- _Stated exercise_: Retype, exactly and with nothing added, the lines from the one showing "Convert this screenshot" through the final line of the material. Omit pictures.

- _Figure collection entries_:
----------
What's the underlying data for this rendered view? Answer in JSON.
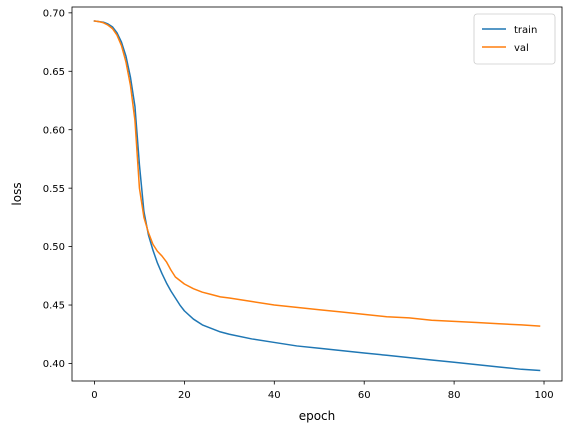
{
  "chart_data": {
    "type": "line",
    "title": "",
    "xlabel": "epoch",
    "ylabel": "loss",
    "xlim": [
      -5,
      104
    ],
    "ylim": [
      0.385,
      0.705
    ],
    "x_ticks": [
      0,
      20,
      40,
      60,
      80,
      100
    ],
    "y_ticks": [
      0.4,
      0.45,
      0.5,
      0.55,
      0.6,
      0.65,
      0.7
    ],
    "x_tick_labels": [
      "0",
      "20",
      "40",
      "60",
      "80",
      "100"
    ],
    "y_tick_labels": [
      "0.40",
      "0.45",
      "0.50",
      "0.55",
      "0.60",
      "0.65",
      "0.70"
    ],
    "grid": false,
    "legend_position": "top-right",
    "series": [
      {
        "name": "train",
        "color": "#1f77b4",
        "x": [
          0,
          1,
          2,
          3,
          4,
          5,
          6,
          7,
          8,
          9,
          10,
          11,
          12,
          13,
          14,
          15,
          16,
          17,
          18,
          19,
          20,
          22,
          24,
          26,
          28,
          30,
          35,
          40,
          45,
          50,
          55,
          60,
          65,
          70,
          75,
          80,
          85,
          90,
          95,
          99
        ],
        "y": [
          0.693,
          0.6925,
          0.692,
          0.6905,
          0.688,
          0.683,
          0.675,
          0.663,
          0.645,
          0.62,
          0.57,
          0.53,
          0.51,
          0.497,
          0.486,
          0.477,
          0.469,
          0.462,
          0.456,
          0.45,
          0.445,
          0.438,
          0.433,
          0.43,
          0.427,
          0.425,
          0.421,
          0.418,
          0.415,
          0.413,
          0.411,
          0.409,
          0.407,
          0.405,
          0.403,
          0.401,
          0.399,
          0.397,
          0.395,
          0.394
        ]
      },
      {
        "name": "val",
        "color": "#ff7f0e",
        "x": [
          0,
          1,
          2,
          3,
          4,
          5,
          6,
          7,
          8,
          9,
          10,
          11,
          12,
          13,
          14,
          15,
          16,
          17,
          18,
          19,
          20,
          22,
          24,
          26,
          28,
          30,
          35,
          40,
          45,
          50,
          55,
          60,
          65,
          70,
          75,
          80,
          85,
          90,
          95,
          99
        ],
        "y": [
          0.693,
          0.6925,
          0.6915,
          0.6895,
          0.6865,
          0.681,
          0.672,
          0.658,
          0.638,
          0.608,
          0.55,
          0.525,
          0.512,
          0.502,
          0.496,
          0.492,
          0.487,
          0.48,
          0.474,
          0.471,
          0.468,
          0.464,
          0.461,
          0.459,
          0.457,
          0.456,
          0.453,
          0.45,
          0.448,
          0.446,
          0.444,
          0.442,
          0.44,
          0.439,
          0.437,
          0.436,
          0.435,
          0.434,
          0.433,
          0.432
        ]
      }
    ]
  }
}
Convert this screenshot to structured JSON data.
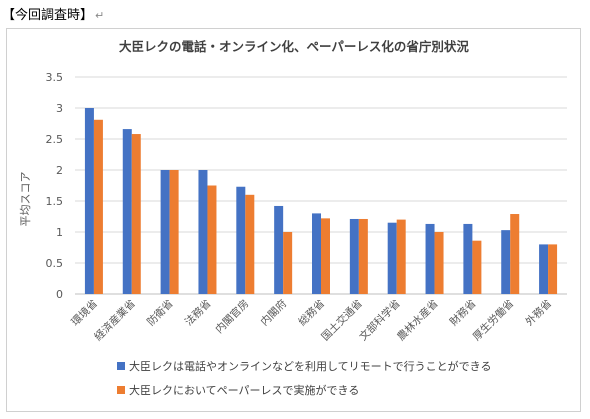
{
  "doc": {
    "heading": "【今回調査時】",
    "return_mark": "↵"
  },
  "chart_data": {
    "type": "bar",
    "title": "大臣レクの電話・オンライン化、ペーパーレス化の省庁別状況",
    "xlabel": "",
    "ylabel": "平均スコア",
    "ylim": [
      0,
      3.5
    ],
    "yticks": [
      "0",
      "0.5",
      "1",
      "1.5",
      "2",
      "2.5",
      "3",
      "3.5"
    ],
    "grid": true,
    "legend_position": "bottom",
    "categories": [
      "環境省",
      "経済産業省",
      "防衛省",
      "法務省",
      "内閣官房",
      "内閣府",
      "総務省",
      "国土交通省",
      "文部科学省",
      "農林水産省",
      "財務省",
      "厚生労働省",
      "外務省"
    ],
    "series": [
      {
        "name": "大臣レクは電話やオンラインなどを利用してリモートで行うことができる",
        "color": "#4472C4",
        "values": [
          3.0,
          2.66,
          2.0,
          2.0,
          1.73,
          1.42,
          1.3,
          1.21,
          1.15,
          1.13,
          1.13,
          1.03,
          0.8
        ]
      },
      {
        "name": "大臣レクにおいてペーパーレスで実施ができる",
        "color": "#ED7D31",
        "values": [
          2.81,
          2.58,
          2.0,
          1.75,
          1.6,
          1.0,
          1.22,
          1.21,
          1.2,
          1.0,
          0.86,
          1.29,
          0.8
        ]
      }
    ]
  }
}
----------
- _Worked answer_:
Convert this screenshot to structured JSON data.
{
  "doc": {
    "heading": "【今回調査時】",
    "return_mark": "↵"
  },
  "chart_data": {
    "type": "bar",
    "title": "大臣レクの電話・オンライン化、ペーパーレス化の省庁別状況",
    "xlabel": "",
    "ylabel": "平均スコア",
    "ylim": [
      0,
      3.5
    ],
    "yticks": [
      "0",
      "0.5",
      "1",
      "1.5",
      "2",
      "2.5",
      "3",
      "3.5"
    ],
    "grid": true,
    "legend_position": "bottom",
    "categories": [
      "環境省",
      "経済産業省",
      "防衛省",
      "法務省",
      "内閣官房",
      "内閣府",
      "総務省",
      "国土交通省",
      "文部科学省",
      "農林水産省",
      "財務省",
      "厚生労働省",
      "外務省"
    ],
    "series": [
      {
        "name": "大臣レクは電話やオンラインなどを利用してリモートで行うことができる",
        "color": "#4472C4",
        "values": [
          3.0,
          2.66,
          2.0,
          2.0,
          1.73,
          1.42,
          1.3,
          1.21,
          1.15,
          1.13,
          1.13,
          1.03,
          0.8
        ]
      },
      {
        "name": "大臣レクにおいてペーパーレスで実施ができる",
        "color": "#ED7D31",
        "values": [
          2.81,
          2.58,
          2.0,
          1.75,
          1.6,
          1.0,
          1.22,
          1.21,
          1.2,
          1.0,
          0.86,
          1.29,
          0.8
        ]
      }
    ]
  }
}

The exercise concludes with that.